(Do this): Reproduce each line from the records that holds "Excel".

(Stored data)
□ □ □ □

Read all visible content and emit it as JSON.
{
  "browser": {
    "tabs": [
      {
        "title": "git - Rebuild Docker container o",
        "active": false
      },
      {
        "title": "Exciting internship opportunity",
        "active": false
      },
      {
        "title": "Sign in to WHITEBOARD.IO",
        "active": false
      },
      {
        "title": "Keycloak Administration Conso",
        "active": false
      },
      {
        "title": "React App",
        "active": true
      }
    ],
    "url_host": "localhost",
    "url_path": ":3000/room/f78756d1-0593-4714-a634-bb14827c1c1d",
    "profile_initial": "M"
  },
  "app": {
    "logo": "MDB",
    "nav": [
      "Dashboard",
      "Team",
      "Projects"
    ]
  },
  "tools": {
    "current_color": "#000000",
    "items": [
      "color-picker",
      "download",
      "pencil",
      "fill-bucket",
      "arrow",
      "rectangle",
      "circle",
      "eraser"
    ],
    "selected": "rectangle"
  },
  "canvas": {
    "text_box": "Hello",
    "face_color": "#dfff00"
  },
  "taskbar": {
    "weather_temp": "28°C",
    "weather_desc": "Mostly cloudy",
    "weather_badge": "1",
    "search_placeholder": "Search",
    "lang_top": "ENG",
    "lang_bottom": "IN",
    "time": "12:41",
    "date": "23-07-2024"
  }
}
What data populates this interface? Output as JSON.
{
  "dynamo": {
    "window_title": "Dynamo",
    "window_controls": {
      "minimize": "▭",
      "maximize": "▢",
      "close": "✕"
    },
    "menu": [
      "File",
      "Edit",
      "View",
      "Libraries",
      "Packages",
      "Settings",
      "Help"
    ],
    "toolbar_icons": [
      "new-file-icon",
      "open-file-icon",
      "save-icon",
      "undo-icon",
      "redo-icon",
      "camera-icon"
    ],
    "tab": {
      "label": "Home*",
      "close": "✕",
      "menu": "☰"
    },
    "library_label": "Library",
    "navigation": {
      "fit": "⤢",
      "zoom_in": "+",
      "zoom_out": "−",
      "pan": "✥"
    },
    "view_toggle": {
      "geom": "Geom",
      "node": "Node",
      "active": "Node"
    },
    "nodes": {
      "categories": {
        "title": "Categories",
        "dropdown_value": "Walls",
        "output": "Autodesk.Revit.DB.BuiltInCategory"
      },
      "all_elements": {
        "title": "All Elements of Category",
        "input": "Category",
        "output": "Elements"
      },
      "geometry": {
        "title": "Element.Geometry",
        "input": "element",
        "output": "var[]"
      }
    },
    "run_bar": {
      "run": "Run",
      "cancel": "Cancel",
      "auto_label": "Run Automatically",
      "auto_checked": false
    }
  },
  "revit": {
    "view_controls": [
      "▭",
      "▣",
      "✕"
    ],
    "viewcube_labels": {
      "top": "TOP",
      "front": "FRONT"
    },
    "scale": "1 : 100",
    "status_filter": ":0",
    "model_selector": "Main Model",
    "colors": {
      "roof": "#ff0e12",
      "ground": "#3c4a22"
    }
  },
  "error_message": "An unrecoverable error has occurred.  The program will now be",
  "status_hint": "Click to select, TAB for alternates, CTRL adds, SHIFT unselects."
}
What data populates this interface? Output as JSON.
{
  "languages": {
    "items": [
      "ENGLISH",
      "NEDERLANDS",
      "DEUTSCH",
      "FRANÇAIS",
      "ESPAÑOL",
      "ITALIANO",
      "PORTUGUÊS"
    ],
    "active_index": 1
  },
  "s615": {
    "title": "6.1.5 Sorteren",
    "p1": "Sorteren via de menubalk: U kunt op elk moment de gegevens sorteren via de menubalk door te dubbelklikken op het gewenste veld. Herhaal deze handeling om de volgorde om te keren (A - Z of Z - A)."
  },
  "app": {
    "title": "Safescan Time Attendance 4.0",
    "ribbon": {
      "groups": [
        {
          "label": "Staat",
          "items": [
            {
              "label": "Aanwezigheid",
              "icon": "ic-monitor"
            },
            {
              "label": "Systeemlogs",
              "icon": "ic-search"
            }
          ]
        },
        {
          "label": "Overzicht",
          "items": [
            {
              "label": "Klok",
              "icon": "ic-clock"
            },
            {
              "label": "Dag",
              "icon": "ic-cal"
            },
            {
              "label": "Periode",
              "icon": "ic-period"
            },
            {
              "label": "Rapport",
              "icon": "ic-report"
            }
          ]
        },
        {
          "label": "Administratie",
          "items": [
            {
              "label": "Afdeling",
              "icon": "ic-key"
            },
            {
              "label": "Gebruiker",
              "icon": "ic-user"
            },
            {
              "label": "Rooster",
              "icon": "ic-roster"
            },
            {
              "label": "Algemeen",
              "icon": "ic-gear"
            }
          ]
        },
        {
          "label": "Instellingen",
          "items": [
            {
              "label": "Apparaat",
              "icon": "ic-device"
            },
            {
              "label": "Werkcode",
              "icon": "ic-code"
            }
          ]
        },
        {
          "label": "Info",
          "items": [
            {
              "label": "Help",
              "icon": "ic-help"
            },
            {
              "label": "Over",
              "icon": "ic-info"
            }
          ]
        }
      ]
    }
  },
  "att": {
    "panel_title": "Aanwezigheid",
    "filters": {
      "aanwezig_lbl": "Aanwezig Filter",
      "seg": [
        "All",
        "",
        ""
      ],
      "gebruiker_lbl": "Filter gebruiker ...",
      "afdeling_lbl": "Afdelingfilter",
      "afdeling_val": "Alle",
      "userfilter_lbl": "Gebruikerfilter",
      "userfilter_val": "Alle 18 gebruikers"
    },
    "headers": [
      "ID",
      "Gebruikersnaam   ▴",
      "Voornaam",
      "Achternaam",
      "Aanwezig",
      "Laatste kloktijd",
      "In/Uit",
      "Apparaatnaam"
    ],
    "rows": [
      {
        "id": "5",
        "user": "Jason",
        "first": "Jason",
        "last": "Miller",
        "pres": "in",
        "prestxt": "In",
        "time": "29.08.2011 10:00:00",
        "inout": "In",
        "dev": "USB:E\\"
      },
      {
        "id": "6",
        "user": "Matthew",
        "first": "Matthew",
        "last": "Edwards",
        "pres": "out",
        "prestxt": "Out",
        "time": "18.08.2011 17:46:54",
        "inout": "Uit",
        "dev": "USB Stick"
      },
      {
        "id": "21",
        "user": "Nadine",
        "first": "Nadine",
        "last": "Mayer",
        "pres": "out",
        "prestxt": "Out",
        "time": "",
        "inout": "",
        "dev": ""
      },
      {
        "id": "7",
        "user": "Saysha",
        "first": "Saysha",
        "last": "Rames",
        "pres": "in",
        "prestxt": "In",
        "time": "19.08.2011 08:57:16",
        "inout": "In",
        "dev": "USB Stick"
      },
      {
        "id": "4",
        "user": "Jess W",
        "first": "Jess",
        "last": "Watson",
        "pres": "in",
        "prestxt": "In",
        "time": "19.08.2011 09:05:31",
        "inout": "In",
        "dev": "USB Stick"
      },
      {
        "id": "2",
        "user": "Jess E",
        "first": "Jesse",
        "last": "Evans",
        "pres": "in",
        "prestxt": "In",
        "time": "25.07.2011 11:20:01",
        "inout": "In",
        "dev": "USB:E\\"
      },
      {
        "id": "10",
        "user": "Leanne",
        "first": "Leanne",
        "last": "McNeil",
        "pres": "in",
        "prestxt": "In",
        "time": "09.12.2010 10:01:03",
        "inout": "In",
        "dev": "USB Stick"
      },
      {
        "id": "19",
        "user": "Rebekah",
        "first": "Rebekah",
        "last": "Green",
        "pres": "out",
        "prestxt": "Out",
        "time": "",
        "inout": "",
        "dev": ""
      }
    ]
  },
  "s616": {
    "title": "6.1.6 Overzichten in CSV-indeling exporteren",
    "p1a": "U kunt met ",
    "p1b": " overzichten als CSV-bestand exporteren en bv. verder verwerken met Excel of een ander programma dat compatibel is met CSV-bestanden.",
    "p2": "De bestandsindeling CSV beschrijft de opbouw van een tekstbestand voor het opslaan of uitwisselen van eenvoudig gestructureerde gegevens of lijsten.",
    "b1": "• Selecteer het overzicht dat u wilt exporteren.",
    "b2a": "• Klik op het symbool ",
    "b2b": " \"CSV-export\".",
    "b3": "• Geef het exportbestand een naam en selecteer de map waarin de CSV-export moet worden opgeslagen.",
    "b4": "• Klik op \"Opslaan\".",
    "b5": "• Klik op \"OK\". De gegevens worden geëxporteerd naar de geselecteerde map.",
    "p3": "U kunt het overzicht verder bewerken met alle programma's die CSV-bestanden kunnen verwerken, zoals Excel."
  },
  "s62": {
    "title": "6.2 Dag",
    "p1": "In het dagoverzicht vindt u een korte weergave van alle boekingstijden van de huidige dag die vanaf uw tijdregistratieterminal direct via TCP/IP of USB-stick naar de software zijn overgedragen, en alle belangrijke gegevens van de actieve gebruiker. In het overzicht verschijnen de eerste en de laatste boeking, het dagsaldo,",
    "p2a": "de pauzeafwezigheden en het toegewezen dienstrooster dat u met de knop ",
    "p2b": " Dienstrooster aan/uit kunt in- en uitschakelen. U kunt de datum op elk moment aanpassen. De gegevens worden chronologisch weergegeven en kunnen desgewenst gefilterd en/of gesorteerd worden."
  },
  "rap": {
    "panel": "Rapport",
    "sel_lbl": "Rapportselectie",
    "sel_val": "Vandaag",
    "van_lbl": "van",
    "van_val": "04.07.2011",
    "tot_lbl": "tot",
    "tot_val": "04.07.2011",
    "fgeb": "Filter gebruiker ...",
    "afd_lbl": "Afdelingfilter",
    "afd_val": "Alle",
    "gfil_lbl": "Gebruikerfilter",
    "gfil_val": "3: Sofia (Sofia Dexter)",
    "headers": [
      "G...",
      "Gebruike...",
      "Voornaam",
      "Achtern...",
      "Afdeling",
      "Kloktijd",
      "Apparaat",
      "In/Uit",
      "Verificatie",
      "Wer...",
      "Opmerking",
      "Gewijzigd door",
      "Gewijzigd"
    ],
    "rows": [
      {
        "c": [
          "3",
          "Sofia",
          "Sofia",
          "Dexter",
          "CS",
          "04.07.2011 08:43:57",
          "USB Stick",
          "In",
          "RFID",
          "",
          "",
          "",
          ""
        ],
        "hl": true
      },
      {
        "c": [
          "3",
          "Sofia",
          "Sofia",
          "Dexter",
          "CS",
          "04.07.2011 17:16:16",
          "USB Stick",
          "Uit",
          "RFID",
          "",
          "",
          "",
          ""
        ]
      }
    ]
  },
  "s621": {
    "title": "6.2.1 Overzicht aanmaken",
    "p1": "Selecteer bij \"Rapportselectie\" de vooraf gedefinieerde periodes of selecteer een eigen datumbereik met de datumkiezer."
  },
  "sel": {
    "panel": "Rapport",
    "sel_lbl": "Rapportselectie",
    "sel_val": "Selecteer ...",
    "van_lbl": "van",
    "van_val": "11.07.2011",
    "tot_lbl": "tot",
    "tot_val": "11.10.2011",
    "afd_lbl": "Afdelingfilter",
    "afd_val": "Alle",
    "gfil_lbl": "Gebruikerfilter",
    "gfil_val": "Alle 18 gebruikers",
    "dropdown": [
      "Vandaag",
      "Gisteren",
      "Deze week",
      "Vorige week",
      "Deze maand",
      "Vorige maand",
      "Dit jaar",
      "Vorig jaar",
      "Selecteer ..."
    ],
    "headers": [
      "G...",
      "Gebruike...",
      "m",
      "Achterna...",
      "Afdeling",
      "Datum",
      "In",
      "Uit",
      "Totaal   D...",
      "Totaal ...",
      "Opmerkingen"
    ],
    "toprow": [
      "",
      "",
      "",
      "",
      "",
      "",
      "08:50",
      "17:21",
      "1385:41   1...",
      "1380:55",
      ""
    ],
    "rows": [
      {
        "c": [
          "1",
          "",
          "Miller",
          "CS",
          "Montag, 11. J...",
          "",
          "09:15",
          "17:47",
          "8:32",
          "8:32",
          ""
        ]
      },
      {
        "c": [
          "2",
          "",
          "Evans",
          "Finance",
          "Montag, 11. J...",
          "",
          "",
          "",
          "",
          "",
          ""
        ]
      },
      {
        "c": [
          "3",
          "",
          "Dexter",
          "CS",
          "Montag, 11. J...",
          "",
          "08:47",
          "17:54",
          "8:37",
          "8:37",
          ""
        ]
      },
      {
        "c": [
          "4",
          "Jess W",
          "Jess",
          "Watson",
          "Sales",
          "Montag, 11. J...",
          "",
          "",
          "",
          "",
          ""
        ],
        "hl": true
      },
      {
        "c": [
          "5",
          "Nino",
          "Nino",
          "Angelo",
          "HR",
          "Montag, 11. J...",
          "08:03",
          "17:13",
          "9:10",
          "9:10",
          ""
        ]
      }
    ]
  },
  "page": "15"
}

□ □ □ □

(Result for this exercise):
    "p1b": " overzichten als CSV-bestand exporteren en bv. verder verwerken met Excel of een ander programma dat compatibel is met CSV-bestanden.",
    "p3": "U kunt het overzicht verder bewerken met alle programma's die CSV-bestanden kunnen verwerken, zoals Excel."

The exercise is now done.